(Do this): Return all lines below containing the word "field".

* start Entries shown *

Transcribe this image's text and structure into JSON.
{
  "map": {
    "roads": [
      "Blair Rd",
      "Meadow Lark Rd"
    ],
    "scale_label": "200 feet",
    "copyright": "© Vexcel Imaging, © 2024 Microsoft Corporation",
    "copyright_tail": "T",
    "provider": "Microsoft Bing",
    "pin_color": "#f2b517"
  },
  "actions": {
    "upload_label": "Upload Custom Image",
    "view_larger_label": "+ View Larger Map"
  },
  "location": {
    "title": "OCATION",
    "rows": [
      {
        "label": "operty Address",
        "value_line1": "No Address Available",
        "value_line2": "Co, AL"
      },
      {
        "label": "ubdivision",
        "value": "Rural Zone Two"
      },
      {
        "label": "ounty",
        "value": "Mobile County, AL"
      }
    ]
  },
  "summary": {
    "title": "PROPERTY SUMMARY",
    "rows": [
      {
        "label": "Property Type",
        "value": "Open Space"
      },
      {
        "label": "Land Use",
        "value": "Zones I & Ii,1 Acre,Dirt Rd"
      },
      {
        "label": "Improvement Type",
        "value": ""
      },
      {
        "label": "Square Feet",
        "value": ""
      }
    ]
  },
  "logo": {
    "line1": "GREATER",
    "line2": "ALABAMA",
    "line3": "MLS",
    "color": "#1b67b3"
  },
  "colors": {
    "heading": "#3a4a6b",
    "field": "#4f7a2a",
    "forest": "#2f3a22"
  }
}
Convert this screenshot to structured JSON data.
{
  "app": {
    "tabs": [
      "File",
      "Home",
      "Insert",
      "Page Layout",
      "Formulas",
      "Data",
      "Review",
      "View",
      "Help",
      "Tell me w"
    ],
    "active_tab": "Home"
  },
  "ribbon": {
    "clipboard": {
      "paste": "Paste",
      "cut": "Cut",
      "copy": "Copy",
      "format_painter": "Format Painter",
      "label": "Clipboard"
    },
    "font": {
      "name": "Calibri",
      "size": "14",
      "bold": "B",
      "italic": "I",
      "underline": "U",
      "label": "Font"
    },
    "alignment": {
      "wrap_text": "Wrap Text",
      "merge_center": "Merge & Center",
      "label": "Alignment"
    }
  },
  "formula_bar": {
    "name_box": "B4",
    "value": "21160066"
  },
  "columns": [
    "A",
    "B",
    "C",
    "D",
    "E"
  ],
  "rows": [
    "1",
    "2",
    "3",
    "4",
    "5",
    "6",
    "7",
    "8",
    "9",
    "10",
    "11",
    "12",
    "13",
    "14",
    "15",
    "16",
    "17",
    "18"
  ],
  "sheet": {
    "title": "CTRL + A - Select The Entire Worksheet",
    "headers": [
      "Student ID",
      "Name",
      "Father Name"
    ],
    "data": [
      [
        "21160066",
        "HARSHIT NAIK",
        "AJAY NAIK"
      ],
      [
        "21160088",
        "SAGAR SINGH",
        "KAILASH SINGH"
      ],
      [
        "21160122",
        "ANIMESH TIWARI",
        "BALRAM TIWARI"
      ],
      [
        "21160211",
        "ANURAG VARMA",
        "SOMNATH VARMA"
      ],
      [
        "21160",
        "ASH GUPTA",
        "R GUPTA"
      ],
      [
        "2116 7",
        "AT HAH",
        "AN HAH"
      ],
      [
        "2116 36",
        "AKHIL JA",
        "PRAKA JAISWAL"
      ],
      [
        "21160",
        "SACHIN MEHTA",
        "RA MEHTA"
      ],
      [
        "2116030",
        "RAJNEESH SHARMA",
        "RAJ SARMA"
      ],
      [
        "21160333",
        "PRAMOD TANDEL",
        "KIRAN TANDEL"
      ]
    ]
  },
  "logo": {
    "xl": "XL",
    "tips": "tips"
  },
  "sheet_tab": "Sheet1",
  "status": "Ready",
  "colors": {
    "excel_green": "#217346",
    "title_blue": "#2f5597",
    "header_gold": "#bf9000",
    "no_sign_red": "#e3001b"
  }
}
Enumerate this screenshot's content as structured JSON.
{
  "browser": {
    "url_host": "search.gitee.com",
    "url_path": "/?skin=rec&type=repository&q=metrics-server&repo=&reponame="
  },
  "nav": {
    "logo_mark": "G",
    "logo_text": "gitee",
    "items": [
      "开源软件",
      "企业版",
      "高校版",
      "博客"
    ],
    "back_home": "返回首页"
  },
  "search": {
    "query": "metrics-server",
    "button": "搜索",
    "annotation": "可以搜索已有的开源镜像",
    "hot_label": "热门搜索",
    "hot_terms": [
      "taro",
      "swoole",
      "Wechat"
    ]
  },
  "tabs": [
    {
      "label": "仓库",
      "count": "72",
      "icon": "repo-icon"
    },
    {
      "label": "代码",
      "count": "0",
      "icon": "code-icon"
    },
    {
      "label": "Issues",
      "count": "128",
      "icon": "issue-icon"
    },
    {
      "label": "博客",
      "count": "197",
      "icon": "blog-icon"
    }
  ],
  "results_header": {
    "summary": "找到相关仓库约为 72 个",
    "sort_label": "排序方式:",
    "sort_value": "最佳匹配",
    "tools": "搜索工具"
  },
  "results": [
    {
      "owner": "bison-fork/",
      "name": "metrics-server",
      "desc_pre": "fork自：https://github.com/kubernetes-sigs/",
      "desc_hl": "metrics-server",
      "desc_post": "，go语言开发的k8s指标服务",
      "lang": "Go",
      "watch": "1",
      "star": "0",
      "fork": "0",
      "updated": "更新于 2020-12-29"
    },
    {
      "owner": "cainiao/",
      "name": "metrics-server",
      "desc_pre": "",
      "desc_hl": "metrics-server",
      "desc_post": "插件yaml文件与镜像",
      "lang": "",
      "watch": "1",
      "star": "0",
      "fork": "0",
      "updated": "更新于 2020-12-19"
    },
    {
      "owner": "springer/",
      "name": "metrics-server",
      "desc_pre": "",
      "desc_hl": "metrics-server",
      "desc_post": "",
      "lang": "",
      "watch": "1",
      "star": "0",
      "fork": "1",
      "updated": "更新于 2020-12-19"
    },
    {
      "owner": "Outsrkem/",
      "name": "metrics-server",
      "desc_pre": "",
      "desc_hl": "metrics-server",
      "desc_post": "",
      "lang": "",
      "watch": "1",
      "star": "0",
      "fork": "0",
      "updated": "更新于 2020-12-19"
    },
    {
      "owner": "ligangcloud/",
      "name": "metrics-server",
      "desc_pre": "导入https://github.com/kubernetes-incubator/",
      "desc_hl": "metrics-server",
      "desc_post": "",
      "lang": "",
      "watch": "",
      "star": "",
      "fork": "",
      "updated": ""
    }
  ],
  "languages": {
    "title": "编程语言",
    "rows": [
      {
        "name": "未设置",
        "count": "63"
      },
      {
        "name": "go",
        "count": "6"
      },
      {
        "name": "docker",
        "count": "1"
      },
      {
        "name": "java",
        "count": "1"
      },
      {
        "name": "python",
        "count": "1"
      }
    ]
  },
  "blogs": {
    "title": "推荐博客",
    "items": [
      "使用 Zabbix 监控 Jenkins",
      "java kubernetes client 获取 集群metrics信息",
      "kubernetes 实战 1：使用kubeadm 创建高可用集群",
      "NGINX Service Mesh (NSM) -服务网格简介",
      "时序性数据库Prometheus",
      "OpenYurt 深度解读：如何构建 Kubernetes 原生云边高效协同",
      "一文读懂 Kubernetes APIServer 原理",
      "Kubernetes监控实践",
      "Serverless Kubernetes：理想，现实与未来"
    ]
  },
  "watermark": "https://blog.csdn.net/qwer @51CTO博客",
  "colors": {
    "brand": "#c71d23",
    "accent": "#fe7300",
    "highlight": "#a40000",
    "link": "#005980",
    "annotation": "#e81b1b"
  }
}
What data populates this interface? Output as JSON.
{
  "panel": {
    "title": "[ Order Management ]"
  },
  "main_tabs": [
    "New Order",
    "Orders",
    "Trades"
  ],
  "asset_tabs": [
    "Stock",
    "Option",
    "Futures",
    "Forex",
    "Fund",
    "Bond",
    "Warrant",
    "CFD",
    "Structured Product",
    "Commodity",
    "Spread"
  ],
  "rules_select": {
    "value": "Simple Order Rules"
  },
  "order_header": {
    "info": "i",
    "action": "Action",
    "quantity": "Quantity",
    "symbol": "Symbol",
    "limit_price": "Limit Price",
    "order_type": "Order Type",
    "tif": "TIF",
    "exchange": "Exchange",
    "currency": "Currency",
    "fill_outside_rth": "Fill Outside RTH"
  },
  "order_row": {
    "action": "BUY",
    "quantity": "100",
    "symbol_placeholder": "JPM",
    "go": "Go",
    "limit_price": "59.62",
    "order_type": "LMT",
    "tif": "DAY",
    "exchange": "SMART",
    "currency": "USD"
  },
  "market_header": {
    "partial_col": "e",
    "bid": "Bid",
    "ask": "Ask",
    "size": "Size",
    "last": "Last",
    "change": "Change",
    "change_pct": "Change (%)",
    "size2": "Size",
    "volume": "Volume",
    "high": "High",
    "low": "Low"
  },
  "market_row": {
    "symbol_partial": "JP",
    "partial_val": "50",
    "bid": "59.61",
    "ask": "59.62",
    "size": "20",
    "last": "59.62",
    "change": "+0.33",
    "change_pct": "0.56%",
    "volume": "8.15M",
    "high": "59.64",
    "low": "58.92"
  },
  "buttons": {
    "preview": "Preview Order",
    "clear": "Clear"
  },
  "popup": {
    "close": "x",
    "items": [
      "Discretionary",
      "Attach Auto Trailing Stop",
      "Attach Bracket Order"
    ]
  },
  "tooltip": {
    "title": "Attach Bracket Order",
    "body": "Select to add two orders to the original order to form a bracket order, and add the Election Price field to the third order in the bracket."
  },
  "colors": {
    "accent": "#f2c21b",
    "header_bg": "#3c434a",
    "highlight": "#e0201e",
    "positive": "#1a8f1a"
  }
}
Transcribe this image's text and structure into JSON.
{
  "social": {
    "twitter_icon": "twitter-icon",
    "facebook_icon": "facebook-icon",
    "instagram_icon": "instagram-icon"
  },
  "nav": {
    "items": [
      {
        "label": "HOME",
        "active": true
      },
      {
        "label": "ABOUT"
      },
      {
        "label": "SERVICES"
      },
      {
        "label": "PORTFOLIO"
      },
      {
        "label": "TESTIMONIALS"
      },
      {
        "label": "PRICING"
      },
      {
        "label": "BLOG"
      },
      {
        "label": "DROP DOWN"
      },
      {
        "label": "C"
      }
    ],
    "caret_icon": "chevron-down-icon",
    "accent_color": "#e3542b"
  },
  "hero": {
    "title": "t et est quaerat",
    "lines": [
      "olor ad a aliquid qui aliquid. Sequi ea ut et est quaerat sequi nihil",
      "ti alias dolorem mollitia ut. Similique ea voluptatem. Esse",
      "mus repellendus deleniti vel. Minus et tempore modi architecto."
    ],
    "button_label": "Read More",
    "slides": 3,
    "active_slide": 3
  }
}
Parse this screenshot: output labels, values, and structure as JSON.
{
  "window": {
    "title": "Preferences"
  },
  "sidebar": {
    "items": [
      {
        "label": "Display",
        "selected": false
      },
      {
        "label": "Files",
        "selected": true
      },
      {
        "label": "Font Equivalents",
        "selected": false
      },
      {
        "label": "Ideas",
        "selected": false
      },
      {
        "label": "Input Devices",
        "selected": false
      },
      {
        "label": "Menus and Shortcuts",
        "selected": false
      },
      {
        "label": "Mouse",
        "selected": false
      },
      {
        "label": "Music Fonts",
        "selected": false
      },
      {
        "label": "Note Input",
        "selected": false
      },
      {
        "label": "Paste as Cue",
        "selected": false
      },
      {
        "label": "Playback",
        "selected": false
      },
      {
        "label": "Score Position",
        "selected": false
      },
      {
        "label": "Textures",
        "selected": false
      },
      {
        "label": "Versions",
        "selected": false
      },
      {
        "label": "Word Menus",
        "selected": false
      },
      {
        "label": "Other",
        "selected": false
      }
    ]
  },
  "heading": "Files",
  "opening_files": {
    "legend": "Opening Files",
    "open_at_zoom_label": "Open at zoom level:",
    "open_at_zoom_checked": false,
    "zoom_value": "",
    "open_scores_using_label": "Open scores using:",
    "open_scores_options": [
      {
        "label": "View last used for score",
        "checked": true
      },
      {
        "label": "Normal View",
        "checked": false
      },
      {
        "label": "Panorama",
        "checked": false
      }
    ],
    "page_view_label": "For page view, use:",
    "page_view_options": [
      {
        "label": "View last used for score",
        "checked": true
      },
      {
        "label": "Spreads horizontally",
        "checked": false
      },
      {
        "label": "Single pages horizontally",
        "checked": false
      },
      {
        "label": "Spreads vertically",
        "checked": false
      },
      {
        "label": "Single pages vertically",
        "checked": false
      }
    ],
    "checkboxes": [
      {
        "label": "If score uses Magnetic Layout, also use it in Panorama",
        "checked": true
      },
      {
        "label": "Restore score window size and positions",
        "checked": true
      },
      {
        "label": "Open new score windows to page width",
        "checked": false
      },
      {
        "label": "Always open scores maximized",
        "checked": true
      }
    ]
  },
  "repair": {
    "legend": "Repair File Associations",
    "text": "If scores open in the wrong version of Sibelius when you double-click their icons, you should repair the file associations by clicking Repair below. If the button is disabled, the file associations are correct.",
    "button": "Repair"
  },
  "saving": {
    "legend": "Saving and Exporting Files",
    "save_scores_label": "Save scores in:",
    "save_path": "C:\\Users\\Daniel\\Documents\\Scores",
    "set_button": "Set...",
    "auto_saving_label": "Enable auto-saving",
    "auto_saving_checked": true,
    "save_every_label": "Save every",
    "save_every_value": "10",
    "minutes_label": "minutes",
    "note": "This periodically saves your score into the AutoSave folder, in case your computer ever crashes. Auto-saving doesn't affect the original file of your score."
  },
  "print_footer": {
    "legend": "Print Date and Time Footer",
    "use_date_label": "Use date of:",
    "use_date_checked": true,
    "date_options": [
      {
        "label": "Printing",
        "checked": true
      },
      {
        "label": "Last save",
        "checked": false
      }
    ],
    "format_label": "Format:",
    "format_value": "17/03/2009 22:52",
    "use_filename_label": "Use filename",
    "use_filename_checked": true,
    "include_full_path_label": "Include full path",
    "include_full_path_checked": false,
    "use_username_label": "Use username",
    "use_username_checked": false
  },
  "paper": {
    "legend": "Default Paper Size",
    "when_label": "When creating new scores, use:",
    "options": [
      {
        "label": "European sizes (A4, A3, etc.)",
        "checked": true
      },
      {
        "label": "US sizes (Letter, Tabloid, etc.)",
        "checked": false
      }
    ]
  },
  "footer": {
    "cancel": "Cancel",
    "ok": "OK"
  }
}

* end Entries shown *

(Result for this exercise):
    "field": "#4f7a2a",
    "body": "Select to add two orders to the original order to form a bracket order, and add the Election Price field to the third order in the bracket."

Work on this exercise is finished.